Task requirements:
Repeat each line word for word.

### Dataset excerpts

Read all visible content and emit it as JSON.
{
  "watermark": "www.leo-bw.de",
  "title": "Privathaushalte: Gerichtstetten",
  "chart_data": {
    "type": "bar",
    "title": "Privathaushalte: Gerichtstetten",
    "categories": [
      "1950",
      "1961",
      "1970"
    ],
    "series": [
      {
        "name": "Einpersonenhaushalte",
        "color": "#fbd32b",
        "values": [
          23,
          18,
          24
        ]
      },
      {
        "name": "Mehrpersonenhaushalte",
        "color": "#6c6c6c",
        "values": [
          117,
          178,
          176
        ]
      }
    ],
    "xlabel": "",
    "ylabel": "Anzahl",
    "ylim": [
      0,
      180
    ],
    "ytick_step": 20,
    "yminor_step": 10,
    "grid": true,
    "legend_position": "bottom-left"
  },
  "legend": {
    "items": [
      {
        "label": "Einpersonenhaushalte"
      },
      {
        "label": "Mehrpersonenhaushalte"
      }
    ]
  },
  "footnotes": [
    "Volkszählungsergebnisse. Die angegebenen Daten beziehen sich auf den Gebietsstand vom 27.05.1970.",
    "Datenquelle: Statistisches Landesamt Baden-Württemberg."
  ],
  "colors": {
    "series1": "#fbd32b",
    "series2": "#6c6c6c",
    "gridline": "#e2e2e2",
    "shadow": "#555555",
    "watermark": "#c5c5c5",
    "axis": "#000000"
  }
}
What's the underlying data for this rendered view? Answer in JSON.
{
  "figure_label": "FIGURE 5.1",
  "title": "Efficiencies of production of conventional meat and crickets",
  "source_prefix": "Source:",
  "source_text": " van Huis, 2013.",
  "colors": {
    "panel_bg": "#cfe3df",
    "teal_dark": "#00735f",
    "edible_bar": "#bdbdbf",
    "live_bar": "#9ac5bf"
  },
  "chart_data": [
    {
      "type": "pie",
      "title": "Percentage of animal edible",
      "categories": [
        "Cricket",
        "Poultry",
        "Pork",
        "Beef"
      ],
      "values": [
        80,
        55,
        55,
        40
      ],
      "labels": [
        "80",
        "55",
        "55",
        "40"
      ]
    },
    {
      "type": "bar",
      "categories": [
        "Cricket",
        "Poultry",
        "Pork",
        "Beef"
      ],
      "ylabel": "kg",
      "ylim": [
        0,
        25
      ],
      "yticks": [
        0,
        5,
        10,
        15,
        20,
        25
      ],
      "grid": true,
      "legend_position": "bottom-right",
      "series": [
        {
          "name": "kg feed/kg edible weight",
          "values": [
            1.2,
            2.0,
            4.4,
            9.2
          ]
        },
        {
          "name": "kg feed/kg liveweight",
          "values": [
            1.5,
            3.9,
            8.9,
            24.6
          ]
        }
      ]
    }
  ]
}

######

Final answer:
Read all visible content and emit it as JSON.
{
  "watermark": "www.leo-bw.de",
  "title": "Privathaushalte: Gerichtstetten",
  "chart_data": {
    "type": "bar",
    "title": "Privathaushalte: Gerichtstetten",
    "categories": [
      "1950",
      "1961",
      "1970"
    ],
    "series": [
      {
        "name": "Einpersonenhaushalte",
        "color": "#fbd32b",
        "values": [
          23,
          18,
          24
        ]
      },
      {
        "name": "Mehrpersonenhaushalte",
        "color": "#6c6c6c",
        "values": [
          117,
          178,
          176
        ]
      }
    ],
    "xlabel": "",
    "ylabel": "Anzahl",
    "ylim": [
      0,
      180
    ],
    "ytick_step": 20,
    "yminor_step": 10,
    "grid": true,
    "legend_position": "bottom-left"
  },
  "legend": {
    "items": [
      {
        "label": "Einpersonenhaushalte"
      },
      {
        "label": "Mehrpersonenhaushalte"
      }
    ]
  },
  "footnotes": [
    "Volkszählungsergebnisse. Die angegebenen Daten beziehen sich auf den Gebietsstand vom 27.05.1970.",
    "Datenquelle: Statistisches Landesamt Baden-Württemberg."
  ],
  "colors": {
    "series1": "#fbd32b",
    "series2": "#6c6c6c",
    "gridline": "#e2e2e2",
    "shadow": "#555555",
    "watermark": "#c5c5c5",
    "axis": "#000000"
  }
}
What's the underlying data for this rendered view? Answer in JSON.
{
  "figure_label": "FIGURE 5.1",
  "title": "Efficiencies of production of conventional meat and crickets",
  "source_prefix": "Source:",
  "source_text": " van Huis, 2013.",
  "colors": {
    "panel_bg": "#cfe3df",
    "teal_dark": "#00735f",
    "edible_bar": "#bdbdbf",
    "live_bar": "#9ac5bf"
  },
  "chart_data": [
    {
      "type": "pie",
      "title": "Percentage of animal edible",
      "categories": [
        "Cricket",
        "Poultry",
        "Pork",
        "Beef"
      ],
      "values": [
        80,
        55,
        55,
        40
      ],
      "labels": [
        "80",
        "55",
        "55",
        "40"
      ]
    },
    {
      "type": "bar",
      "categories": [
        "Cricket",
        "Poultry",
        "Pork",
        "Beef"
      ],
      "ylabel": "kg",
      "ylim": [
        0,
        25
      ],
      "yticks": [
        0,
        5,
        10,
        15,
        20,
        25
      ],
      "grid": true,
      "legend_position": "bottom-right",
      "series": [
        {
          "name": "kg feed/kg edible weight",
          "values": [
            1.2,
            2.0,
            4.4,
            9.2
          ]
        },
        {
          "name": "kg feed/kg liveweight",
          "values": [
            1.5,
            3.9,
            8.9,
            24.6
          ]
        }
      ]
    }
  ]
}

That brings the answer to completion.